[Stored items]
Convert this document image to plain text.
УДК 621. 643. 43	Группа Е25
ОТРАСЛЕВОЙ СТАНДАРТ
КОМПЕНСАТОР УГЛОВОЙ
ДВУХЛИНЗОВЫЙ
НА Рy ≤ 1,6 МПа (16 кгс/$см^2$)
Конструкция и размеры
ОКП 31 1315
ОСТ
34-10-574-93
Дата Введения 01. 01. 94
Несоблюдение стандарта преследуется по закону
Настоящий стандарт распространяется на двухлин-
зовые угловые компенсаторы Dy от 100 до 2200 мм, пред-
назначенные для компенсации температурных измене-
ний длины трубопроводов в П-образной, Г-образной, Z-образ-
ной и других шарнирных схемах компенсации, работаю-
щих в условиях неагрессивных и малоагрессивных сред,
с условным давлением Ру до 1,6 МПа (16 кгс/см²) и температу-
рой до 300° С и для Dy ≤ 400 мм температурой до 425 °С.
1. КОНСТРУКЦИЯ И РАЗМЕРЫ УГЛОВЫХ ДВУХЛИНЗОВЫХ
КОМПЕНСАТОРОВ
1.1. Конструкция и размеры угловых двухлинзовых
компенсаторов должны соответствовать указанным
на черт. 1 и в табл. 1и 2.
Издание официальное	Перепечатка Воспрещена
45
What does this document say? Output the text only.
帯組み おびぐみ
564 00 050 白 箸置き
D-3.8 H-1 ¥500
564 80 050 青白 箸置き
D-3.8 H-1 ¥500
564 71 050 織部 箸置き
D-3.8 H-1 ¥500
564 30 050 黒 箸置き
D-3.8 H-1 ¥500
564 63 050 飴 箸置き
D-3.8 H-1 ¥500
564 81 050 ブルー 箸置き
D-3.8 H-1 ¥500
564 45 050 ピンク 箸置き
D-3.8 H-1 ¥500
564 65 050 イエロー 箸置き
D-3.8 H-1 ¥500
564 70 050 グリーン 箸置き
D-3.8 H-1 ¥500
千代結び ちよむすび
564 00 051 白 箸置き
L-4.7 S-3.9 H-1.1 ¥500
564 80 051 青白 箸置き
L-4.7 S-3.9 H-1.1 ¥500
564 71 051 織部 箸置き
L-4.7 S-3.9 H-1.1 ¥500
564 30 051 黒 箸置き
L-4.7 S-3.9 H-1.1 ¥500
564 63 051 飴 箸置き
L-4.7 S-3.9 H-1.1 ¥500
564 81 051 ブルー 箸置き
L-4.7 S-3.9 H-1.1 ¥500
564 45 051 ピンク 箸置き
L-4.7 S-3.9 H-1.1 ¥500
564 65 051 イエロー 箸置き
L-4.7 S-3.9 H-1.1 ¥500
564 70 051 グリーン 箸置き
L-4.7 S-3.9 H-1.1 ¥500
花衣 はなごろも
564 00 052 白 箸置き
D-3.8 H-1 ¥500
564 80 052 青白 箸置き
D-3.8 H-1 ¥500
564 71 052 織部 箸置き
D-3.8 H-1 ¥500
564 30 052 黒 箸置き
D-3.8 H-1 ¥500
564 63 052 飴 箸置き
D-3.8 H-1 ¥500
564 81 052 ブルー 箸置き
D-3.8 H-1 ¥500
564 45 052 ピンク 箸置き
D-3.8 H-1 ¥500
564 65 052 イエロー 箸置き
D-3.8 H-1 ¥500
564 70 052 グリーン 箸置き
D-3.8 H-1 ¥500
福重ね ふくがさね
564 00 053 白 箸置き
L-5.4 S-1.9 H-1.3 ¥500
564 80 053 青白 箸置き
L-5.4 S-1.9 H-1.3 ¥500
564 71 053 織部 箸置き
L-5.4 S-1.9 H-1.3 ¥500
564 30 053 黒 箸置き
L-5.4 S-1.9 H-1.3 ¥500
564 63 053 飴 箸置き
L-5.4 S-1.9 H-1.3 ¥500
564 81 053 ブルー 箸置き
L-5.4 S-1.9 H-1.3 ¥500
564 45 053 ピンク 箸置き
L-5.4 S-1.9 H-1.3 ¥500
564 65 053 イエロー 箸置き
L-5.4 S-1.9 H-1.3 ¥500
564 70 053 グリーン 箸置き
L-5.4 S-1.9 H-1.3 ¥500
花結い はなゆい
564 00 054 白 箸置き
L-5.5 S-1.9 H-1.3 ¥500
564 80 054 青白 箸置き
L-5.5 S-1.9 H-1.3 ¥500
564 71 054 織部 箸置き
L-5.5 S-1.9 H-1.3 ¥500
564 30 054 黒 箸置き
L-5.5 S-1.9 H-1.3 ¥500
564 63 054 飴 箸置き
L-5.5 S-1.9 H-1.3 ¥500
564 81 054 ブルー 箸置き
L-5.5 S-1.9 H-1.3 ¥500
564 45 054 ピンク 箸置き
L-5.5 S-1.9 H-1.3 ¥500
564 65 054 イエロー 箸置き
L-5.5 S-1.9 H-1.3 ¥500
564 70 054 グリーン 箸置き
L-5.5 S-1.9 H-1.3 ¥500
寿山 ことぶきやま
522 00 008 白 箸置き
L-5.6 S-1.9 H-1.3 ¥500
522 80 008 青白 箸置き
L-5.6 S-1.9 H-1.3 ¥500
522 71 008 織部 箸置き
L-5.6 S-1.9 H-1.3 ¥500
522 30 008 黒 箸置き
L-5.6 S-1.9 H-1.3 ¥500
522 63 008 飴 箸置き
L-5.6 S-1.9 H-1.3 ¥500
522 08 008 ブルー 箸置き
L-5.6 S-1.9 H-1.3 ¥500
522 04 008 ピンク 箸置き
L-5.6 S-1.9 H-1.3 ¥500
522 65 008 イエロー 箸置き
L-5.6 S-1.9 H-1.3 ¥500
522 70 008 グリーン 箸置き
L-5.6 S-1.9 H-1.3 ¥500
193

TASK TO CARRY OUT — Return all of the entries exactly as they were supplied.

TASK RESULT —
Convert this document image to plain text.
УДК 621. 643. 43	Группа Е25
ОТРАСЛЕВОЙ СТАНДАРТ
КОМПЕНСАТОР УГЛОВОЙ
ДВУХЛИНЗОВЫЙ
НА Рy ≤ 1,6 МПа (16 кгс/$см^2$)
Конструкция и размеры
ОКП 31 1315
ОСТ
34-10-574-93
Дата Введения 01. 01. 94
Несоблюдение стандарта преследуется по закону
Настоящий стандарт распространяется на двухлин-
зовые угловые компенсаторы Dy от 100 до 2200 мм, пред-
назначенные для компенсации температурных измене-
ний длины трубопроводов в П-образной, Г-образной, Z-образ-
ной и других шарнирных схемах компенсации, работаю-
щих в условиях неагрессивных и малоагрессивных сред,
с условным давлением Ру до 1,6 МПа (16 кгс/см²) и температу-
рой до 300° С и для Dy ≤ 400 мм температурой до 425 °С.
1. КОНСТРУКЦИЯ И РАЗМЕРЫ УГЛОВЫХ ДВУХЛИНЗОВЫХ
КОМПЕНСАТОРОВ
1.1. Конструкция и размеры угловых двухлинзовых
компенсаторов должны соответствовать указанным
на черт. 1 и в табл. 1и 2.
Издание официальное	Перепечатка Воспрещена
45
What does this document say? Output the text only.
帯組み おびぐみ
564 00 050 白 箸置き
D-3.8 H-1 ¥500
564 80 050 青白 箸置き
D-3.8 H-1 ¥500
564 71 050 織部 箸置き
D-3.8 H-1 ¥500
564 30 050 黒 箸置き
D-3.8 H-1 ¥500
564 63 050 飴 箸置き
D-3.8 H-1 ¥500
564 81 050 ブルー 箸置き
D-3.8 H-1 ¥500
564 45 050 ピンク 箸置き
D-3.8 H-1 ¥500
564 65 050 イエロー 箸置き
D-3.8 H-1 ¥500
564 70 050 グリーン 箸置き
D-3.8 H-1 ¥500
千代結び ちよむすび
564 00 051 白 箸置き
L-4.7 S-3.9 H-1.1 ¥500
564 80 051 青白 箸置き
L-4.7 S-3.9 H-1.1 ¥500
564 71 051 織部 箸置き
L-4.7 S-3.9 H-1.1 ¥500
564 30 051 黒 箸置き
L-4.7 S-3.9 H-1.1 ¥500
564 63 051 飴 箸置き
L-4.7 S-3.9 H-1.1 ¥500
564 81 051 ブルー 箸置き
L-4.7 S-3.9 H-1.1 ¥500
564 45 051 ピンク 箸置き
L-4.7 S-3.9 H-1.1 ¥500
564 65 051 イエロー 箸置き
L-4.7 S-3.9 H-1.1 ¥500
564 70 051 グリーン 箸置き
L-4.7 S-3.9 H-1.1 ¥500
花衣 はなごろも
564 00 052 白 箸置き
D-3.8 H-1 ¥500
564 80 052 青白 箸置き
D-3.8 H-1 ¥500
564 71 052 織部 箸置き
D-3.8 H-1 ¥500
564 30 052 黒 箸置き
D-3.8 H-1 ¥500
564 63 052 飴 箸置き
D-3.8 H-1 ¥500
564 81 052 ブルー 箸置き
D-3.8 H-1 ¥500
564 45 052 ピンク 箸置き
D-3.8 H-1 ¥500
564 65 052 イエロー 箸置き
D-3.8 H-1 ¥500
564 70 052 グリーン 箸置き
D-3.8 H-1 ¥500
福重ね ふくがさね
564 00 053 白 箸置き
L-5.4 S-1.9 H-1.3 ¥500
564 80 053 青白 箸置き
L-5.4 S-1.9 H-1.3 ¥500
564 71 053 織部 箸置き
L-5.4 S-1.9 H-1.3 ¥500
564 30 053 黒 箸置き
L-5.4 S-1.9 H-1.3 ¥500
564 63 053 飴 箸置き
L-5.4 S-1.9 H-1.3 ¥500
564 81 053 ブルー 箸置き
L-5.4 S-1.9 H-1.3 ¥500
564 45 053 ピンク 箸置き
L-5.4 S-1.9 H-1.3 ¥500
564 65 053 イエロー 箸置き
L-5.4 S-1.9 H-1.3 ¥500
564 70 053 グリーン 箸置き
L-5.4 S-1.9 H-1.3 ¥500
花結い はなゆい
564 00 054 白 箸置き
L-5.5 S-1.9 H-1.3 ¥500
564 80 054 青白 箸置き
L-5.5 S-1.9 H-1.3 ¥500
564 71 054 織部 箸置き
L-5.5 S-1.9 H-1.3 ¥500
564 30 054 黒 箸置き
L-5.5 S-1.9 H-1.3 ¥500
564 63 054 飴 箸置き
L-5.5 S-1.9 H-1.3 ¥500
564 81 054 ブルー 箸置き
L-5.5 S-1.9 H-1.3 ¥500
564 45 054 ピンク 箸置き
L-5.5 S-1.9 H-1.3 ¥500
564 65 054 イエロー 箸置き
L-5.5 S-1.9 H-1.3 ¥500
564 70 054 グリーン 箸置き
L-5.5 S-1.9 H-1.3 ¥500
寿山 ことぶきやま
522 00 008 白 箸置き
L-5.6 S-1.9 H-1.3 ¥500
522 80 008 青白 箸置き
L-5.6 S-1.9 H-1.3 ¥500
522 71 008 織部 箸置き
L-5.6 S-1.9 H-1.3 ¥500
522 30 008 黒 箸置き
L-5.6 S-1.9 H-1.3 ¥500
522 63 008 飴 箸置き
L-5.6 S-1.9 H-1.3 ¥500
522 08 008 ブルー 箸置き
L-5.6 S-1.9 H-1.3 ¥500
522 04 008 ピンク 箸置き
L-5.6 S-1.9 H-1.3 ¥500
522 65 008 イエロー 箸置き
L-5.6 S-1.9 H-1.3 ¥500
522 70 008 グリーン 箸置き
L-5.6 S-1.9 H-1.3 ¥500
193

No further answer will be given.